--- Begin Dataset entries ---

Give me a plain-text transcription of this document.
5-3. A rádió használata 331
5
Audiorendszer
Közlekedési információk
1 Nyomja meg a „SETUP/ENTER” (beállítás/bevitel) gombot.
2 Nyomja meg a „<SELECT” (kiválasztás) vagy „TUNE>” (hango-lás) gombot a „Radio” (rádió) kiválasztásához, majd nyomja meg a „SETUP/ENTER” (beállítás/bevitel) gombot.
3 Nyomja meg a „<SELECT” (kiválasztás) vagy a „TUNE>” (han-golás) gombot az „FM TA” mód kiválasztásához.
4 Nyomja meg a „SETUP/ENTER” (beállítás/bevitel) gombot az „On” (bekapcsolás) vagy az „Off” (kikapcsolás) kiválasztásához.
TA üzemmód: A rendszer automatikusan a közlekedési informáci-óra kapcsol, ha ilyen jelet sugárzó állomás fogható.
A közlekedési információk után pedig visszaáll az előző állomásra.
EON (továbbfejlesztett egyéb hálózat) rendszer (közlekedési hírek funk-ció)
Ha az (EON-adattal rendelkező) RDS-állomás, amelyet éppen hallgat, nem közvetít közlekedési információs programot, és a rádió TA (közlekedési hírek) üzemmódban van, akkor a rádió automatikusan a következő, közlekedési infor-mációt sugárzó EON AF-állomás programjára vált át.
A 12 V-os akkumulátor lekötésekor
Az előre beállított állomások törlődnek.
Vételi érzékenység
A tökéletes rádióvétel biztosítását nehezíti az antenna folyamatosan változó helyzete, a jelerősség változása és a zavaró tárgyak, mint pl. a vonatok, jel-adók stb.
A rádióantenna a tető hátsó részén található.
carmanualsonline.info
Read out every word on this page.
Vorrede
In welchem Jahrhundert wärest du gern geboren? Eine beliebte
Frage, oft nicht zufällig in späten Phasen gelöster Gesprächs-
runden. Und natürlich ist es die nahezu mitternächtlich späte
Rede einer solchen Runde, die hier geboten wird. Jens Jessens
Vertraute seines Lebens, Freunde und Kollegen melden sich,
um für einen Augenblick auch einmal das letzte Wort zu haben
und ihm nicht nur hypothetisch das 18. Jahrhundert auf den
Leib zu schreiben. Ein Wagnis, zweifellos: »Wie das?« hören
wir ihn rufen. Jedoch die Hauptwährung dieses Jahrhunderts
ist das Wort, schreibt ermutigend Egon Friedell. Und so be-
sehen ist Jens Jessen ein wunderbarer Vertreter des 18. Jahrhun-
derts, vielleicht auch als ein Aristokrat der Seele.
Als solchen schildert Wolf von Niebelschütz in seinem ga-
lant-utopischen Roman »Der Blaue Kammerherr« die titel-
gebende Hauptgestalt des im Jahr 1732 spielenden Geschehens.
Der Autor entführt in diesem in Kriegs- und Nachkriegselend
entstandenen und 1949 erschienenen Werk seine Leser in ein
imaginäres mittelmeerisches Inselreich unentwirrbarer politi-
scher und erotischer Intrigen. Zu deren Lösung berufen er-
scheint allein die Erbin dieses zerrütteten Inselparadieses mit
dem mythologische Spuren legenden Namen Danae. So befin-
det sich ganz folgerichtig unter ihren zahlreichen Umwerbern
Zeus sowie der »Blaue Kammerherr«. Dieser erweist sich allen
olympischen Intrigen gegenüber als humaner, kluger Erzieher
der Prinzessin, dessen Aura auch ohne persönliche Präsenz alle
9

--- End Dataset entries ---

### Challenge
Extract the lines above from the one containing "Read out every word on this page." to the last line, both included, exactly as written.

### Output below
Read out every word on this page.
Vorrede
In welchem Jahrhundert wärest du gern geboren? Eine beliebte
Frage, oft nicht zufällig in späten Phasen gelöster Gesprächs-
runden. Und natürlich ist es die nahezu mitternächtlich späte
Rede einer solchen Runde, die hier geboten wird. Jens Jessens
Vertraute seines Lebens, Freunde und Kollegen melden sich,
um für einen Augenblick auch einmal das letzte Wort zu haben
und ihm nicht nur hypothetisch das 18. Jahrhundert auf den
Leib zu schreiben. Ein Wagnis, zweifellos: »Wie das?« hören
wir ihn rufen. Jedoch die Hauptwährung dieses Jahrhunderts
ist das Wort, schreibt ermutigend Egon Friedell. Und so be-
sehen ist Jens Jessen ein wunderbarer Vertreter des 18. Jahrhun-
derts, vielleicht auch als ein Aristokrat der Seele.
Als solchen schildert Wolf von Niebelschütz in seinem ga-
lant-utopischen Roman »Der Blaue Kammerherr« die titel-
gebende Hauptgestalt des im Jahr 1732 spielenden Geschehens.
Der Autor entführt in diesem in Kriegs- und Nachkriegselend
entstandenen und 1949 erschienenen Werk seine Leser in ein
imaginäres mittelmeerisches Inselreich unentwirrbarer politi-
scher und erotischer Intrigen. Zu deren Lösung berufen er-
scheint allein die Erbin dieses zerrütteten Inselparadieses mit
dem mythologische Spuren legenden Namen Danae. So befin-
det sich ganz folgerichtig unter ihren zahlreichen Umwerbern
Zeus sowie der »Blaue Kammerherr«. Dieser erweist sich allen
olympischen Intrigen gegenüber als humaner, kluger Erzieher
der Prinzessin, dessen Aura auch ohne persönliche Präsenz alle
9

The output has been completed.